══ Listed entries ══

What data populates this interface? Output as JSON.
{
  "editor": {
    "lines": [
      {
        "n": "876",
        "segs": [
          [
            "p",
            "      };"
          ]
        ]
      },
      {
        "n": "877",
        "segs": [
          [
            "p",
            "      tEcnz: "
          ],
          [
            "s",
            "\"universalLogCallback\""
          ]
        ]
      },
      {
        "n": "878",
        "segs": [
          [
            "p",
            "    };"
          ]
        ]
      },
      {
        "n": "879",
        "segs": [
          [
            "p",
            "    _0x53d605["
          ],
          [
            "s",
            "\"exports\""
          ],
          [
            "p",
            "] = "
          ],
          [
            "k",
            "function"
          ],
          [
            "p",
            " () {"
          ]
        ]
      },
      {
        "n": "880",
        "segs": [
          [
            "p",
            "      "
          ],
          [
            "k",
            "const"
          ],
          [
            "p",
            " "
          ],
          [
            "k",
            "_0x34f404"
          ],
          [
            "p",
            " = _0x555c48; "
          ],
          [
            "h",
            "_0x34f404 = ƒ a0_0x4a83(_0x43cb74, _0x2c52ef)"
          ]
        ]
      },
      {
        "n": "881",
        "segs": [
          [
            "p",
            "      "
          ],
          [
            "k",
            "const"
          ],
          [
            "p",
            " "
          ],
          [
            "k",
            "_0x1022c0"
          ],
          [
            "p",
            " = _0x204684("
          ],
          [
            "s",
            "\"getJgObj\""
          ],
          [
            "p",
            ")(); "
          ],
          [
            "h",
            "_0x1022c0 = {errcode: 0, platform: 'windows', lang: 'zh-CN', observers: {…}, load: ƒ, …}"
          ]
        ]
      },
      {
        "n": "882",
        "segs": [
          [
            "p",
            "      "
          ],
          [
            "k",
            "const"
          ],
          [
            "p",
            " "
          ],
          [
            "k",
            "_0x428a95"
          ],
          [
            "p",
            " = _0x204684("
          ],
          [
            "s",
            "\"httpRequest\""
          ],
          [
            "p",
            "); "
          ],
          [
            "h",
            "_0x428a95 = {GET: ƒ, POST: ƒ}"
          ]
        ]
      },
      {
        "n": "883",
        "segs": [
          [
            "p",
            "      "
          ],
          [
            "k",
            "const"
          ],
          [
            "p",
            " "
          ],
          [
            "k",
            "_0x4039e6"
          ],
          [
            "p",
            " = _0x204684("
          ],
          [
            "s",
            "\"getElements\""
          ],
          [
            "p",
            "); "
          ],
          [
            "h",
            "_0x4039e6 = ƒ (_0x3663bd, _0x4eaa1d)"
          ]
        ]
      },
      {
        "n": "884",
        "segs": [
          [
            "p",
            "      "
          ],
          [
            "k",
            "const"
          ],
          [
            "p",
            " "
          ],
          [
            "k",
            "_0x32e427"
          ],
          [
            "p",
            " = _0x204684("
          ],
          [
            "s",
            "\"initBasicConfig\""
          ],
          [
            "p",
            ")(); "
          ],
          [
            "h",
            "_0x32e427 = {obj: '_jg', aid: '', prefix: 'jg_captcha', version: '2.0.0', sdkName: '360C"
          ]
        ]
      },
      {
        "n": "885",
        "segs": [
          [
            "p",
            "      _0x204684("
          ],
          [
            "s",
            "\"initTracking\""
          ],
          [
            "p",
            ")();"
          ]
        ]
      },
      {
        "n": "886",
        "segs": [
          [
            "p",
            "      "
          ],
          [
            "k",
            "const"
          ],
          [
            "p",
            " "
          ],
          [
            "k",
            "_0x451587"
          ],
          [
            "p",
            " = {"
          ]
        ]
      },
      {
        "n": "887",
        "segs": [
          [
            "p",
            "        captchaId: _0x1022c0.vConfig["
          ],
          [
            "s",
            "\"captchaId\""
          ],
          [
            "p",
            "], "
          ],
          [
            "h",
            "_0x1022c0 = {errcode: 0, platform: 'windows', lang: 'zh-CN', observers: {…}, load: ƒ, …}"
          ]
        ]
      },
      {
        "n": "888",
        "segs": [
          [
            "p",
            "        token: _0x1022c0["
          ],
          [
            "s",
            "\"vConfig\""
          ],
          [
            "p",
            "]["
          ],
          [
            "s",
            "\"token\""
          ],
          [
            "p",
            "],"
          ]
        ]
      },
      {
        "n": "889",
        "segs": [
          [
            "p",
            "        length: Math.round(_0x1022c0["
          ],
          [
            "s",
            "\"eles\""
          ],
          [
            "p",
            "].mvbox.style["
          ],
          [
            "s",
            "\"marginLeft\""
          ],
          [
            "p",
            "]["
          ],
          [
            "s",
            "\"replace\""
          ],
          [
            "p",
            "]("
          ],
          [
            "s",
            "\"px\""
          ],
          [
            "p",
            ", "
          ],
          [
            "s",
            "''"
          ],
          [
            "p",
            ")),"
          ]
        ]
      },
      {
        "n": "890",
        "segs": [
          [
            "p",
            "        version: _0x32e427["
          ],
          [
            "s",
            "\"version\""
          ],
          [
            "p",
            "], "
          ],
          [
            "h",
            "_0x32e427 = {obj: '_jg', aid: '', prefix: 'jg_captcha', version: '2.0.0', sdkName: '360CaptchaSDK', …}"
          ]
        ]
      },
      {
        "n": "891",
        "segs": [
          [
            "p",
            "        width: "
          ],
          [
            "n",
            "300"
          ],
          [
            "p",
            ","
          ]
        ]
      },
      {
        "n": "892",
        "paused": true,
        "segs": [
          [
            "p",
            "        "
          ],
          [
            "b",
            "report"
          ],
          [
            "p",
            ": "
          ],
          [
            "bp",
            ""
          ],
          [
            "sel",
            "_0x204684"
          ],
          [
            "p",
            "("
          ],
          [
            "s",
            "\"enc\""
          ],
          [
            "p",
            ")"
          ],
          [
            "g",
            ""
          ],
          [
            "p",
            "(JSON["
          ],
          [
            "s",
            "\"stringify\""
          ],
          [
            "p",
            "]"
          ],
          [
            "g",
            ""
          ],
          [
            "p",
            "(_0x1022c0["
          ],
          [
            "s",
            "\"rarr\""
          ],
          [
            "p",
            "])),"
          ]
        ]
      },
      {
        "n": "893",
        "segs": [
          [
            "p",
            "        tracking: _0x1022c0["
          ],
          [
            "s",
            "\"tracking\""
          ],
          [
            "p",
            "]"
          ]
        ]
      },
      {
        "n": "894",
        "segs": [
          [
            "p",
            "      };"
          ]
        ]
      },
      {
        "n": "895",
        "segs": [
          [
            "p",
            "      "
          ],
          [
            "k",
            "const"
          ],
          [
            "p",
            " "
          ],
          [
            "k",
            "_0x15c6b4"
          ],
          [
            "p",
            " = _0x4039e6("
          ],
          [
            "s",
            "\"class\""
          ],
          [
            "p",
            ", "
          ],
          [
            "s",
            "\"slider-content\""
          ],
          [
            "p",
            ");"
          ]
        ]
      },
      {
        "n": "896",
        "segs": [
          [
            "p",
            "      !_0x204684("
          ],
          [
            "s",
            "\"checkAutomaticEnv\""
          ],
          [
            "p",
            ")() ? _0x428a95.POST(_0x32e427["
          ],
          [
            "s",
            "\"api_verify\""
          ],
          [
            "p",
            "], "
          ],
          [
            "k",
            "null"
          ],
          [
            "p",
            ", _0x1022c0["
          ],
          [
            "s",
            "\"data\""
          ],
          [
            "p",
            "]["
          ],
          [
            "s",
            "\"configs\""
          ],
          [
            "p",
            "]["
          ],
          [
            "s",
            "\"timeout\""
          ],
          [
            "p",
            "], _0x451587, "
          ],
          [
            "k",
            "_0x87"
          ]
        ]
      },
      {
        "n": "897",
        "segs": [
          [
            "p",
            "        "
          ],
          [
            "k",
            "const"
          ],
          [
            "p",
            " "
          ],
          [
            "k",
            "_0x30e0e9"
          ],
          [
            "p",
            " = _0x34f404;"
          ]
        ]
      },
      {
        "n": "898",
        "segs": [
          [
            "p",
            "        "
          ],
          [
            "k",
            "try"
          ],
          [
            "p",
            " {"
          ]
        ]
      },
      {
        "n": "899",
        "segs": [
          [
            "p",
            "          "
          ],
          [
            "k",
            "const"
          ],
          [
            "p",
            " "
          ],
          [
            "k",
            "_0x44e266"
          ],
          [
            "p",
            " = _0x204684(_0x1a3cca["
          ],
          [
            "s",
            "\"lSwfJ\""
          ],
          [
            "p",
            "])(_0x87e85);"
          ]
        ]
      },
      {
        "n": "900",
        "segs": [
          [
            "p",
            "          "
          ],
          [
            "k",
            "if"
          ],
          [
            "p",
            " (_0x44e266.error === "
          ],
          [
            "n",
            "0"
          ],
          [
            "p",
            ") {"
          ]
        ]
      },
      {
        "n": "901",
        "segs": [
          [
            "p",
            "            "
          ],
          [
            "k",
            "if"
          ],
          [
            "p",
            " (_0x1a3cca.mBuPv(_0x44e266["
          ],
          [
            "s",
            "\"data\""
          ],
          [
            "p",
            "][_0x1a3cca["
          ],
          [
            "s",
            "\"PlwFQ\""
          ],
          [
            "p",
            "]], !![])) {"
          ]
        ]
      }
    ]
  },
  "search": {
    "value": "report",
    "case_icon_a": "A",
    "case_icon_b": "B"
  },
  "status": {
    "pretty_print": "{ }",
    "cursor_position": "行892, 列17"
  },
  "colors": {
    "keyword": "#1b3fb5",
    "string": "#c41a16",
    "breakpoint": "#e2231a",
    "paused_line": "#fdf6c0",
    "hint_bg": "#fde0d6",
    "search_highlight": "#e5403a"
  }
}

═══

[Your objective]
Scan the entries above. Copy each line that has the string "JSON".

[The completed task]
What data populates this interface? Output as JSON.
            "(JSON["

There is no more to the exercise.